SET EXERCISE:
Lift every line from the entries that includes the word "Press".

○ ○ ○

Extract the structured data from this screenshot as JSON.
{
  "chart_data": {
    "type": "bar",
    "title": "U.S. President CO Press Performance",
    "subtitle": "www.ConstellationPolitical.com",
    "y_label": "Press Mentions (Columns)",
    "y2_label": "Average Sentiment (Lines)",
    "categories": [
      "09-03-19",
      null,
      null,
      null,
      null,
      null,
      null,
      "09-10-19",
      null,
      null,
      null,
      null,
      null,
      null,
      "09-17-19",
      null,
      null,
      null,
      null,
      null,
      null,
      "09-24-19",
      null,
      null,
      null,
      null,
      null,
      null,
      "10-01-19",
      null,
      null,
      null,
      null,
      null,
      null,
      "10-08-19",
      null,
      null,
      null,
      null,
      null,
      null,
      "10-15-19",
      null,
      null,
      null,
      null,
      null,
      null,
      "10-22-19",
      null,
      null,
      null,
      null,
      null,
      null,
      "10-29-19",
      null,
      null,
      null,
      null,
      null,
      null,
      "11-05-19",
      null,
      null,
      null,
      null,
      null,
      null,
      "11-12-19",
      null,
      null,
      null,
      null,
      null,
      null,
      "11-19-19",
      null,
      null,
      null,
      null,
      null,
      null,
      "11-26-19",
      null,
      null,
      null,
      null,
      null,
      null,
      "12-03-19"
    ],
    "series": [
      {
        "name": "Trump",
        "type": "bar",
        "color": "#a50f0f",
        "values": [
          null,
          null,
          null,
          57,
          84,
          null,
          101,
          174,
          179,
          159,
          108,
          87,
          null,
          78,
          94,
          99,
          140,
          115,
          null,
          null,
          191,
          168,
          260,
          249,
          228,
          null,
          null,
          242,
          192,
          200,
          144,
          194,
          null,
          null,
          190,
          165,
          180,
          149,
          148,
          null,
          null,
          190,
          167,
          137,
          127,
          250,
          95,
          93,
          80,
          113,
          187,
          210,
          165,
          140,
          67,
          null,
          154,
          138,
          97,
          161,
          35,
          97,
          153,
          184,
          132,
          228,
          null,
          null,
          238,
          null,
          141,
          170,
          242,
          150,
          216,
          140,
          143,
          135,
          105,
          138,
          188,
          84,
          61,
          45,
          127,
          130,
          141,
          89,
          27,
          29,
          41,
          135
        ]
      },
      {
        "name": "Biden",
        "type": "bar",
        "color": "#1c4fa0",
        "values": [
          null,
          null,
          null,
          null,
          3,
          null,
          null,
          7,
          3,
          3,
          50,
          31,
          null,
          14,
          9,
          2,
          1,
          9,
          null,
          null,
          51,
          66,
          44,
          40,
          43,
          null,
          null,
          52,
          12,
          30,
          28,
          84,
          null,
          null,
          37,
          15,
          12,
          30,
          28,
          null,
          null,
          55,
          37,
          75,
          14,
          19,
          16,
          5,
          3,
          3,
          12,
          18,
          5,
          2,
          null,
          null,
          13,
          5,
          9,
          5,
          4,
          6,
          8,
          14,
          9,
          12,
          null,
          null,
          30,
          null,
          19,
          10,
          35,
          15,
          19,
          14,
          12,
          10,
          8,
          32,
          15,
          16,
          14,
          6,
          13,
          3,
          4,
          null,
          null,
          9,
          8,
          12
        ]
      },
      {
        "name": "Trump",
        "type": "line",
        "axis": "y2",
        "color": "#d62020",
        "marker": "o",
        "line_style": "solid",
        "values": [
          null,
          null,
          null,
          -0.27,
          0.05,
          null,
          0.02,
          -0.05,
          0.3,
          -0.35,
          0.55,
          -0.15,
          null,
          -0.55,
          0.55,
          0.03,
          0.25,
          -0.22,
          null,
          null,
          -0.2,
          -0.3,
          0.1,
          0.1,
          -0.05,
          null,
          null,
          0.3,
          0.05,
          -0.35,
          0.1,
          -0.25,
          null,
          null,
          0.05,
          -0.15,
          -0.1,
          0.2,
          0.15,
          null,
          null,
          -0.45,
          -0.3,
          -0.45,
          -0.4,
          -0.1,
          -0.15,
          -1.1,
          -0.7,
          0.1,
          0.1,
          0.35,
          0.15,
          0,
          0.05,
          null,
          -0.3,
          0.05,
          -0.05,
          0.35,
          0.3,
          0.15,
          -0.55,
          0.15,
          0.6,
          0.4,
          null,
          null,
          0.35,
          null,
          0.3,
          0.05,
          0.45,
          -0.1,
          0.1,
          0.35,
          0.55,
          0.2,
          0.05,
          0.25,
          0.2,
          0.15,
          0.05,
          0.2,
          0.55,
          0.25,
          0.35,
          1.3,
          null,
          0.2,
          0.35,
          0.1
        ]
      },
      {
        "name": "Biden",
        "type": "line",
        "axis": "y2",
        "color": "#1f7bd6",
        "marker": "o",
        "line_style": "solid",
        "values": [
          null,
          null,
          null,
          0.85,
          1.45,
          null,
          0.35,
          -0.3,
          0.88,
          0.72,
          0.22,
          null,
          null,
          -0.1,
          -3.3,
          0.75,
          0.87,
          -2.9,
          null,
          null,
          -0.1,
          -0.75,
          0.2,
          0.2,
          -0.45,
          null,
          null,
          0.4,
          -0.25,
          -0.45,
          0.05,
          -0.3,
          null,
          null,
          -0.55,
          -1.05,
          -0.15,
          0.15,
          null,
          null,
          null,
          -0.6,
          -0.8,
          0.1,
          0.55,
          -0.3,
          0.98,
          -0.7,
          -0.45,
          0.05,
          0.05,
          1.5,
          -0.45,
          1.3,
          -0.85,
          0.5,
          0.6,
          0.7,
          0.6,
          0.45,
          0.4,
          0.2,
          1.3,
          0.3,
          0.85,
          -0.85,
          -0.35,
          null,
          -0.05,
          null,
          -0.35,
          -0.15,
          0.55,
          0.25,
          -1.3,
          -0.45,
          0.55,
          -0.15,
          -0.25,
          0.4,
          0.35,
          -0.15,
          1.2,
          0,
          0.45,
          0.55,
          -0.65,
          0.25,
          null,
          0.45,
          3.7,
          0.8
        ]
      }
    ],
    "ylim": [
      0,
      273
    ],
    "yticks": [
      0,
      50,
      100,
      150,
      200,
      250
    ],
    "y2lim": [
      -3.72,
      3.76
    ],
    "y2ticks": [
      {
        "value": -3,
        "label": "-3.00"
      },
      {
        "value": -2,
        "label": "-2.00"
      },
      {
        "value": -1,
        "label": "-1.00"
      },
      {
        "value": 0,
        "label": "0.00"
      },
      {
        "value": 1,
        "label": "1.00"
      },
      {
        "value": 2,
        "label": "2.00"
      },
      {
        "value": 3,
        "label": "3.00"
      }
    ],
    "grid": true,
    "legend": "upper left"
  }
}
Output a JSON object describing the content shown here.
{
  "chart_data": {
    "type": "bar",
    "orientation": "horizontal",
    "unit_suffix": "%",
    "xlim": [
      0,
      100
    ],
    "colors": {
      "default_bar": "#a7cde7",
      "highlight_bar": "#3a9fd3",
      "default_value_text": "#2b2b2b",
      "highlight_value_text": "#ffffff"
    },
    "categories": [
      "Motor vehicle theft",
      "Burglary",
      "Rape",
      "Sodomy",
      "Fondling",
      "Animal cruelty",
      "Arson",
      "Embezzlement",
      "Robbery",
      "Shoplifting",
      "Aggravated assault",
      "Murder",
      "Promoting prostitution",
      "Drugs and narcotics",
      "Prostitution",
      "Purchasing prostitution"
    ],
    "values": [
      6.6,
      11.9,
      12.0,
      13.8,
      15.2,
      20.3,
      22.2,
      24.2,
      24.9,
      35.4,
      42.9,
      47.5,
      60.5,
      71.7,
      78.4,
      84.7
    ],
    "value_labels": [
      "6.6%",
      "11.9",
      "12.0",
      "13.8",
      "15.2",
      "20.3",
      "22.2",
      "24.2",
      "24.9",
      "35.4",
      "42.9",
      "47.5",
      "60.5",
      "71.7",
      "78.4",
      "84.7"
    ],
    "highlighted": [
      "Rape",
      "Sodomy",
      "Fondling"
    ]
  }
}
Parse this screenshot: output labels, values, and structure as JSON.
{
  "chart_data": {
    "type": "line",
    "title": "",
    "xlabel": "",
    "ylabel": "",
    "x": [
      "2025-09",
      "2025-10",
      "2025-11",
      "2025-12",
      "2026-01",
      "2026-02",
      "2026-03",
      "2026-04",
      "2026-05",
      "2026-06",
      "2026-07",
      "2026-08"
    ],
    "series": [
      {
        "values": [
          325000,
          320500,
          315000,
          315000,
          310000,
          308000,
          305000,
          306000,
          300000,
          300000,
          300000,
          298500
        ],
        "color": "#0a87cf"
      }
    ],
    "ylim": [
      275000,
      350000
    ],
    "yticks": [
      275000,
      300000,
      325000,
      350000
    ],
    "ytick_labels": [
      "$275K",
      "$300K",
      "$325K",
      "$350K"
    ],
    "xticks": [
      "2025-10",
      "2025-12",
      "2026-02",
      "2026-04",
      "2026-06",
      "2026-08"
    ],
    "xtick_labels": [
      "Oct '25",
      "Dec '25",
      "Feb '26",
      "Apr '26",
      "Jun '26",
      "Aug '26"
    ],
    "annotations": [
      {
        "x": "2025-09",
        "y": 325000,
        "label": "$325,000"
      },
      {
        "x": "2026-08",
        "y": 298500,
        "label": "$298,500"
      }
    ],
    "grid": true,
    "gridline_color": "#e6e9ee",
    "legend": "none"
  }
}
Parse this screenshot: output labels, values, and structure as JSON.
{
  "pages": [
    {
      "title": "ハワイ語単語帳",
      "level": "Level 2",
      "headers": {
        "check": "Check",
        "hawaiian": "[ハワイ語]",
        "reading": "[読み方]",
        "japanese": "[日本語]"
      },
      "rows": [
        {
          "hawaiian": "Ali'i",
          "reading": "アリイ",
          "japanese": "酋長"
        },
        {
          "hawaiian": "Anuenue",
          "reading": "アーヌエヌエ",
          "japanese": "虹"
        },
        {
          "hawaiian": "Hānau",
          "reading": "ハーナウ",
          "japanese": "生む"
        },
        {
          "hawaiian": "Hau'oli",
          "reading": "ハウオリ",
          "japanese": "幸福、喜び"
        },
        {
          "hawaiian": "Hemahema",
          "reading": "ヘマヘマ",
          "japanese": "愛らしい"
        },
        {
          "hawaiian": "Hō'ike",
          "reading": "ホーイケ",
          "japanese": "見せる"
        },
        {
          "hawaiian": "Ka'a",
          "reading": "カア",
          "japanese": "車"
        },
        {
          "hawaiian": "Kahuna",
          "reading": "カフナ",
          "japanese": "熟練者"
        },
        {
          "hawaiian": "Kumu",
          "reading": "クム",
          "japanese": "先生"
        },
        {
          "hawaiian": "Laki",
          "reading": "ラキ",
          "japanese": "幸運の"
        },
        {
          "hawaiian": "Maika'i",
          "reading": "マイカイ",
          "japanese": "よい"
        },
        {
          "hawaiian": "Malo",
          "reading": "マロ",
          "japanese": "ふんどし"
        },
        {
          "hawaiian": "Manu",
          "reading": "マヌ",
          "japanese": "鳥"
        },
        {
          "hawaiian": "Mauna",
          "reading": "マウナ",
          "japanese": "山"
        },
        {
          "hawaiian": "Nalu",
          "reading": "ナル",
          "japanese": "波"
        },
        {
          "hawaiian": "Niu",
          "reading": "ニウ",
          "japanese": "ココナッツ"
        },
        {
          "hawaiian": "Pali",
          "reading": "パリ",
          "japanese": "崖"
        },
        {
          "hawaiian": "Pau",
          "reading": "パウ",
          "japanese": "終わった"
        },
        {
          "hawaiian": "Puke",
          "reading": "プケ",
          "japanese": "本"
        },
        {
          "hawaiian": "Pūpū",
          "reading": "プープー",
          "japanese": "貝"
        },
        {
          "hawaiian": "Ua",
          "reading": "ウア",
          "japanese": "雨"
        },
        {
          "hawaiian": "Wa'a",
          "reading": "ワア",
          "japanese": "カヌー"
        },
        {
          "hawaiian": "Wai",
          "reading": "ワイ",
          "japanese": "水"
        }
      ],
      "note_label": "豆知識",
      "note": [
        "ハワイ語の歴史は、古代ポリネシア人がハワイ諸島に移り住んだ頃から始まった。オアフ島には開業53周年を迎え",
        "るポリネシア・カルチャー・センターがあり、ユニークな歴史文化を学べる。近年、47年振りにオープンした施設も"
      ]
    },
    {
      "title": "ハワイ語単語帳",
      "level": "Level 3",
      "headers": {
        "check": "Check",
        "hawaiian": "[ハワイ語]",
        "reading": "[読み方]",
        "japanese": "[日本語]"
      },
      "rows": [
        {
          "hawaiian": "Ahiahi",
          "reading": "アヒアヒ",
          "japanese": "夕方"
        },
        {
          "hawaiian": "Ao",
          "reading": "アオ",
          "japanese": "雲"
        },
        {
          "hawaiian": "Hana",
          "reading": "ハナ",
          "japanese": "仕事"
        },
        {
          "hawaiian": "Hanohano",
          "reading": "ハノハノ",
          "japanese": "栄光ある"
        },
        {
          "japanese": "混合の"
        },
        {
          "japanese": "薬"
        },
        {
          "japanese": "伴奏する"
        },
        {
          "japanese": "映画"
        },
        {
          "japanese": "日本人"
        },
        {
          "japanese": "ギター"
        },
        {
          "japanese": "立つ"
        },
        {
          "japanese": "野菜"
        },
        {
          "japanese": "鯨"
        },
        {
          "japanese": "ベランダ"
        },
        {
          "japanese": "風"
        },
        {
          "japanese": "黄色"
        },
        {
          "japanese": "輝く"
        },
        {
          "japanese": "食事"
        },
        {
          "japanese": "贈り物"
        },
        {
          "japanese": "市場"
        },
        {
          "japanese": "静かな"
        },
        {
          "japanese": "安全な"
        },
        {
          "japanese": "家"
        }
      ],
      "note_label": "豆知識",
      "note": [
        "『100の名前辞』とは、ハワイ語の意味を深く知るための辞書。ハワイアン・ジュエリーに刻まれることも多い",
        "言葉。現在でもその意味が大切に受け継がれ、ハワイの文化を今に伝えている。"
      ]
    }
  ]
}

○ ○ ○

TASK RESPONSE:
    "title": "U.S. President CO Press Performance",
    "y_label": "Press Mentions (Columns)",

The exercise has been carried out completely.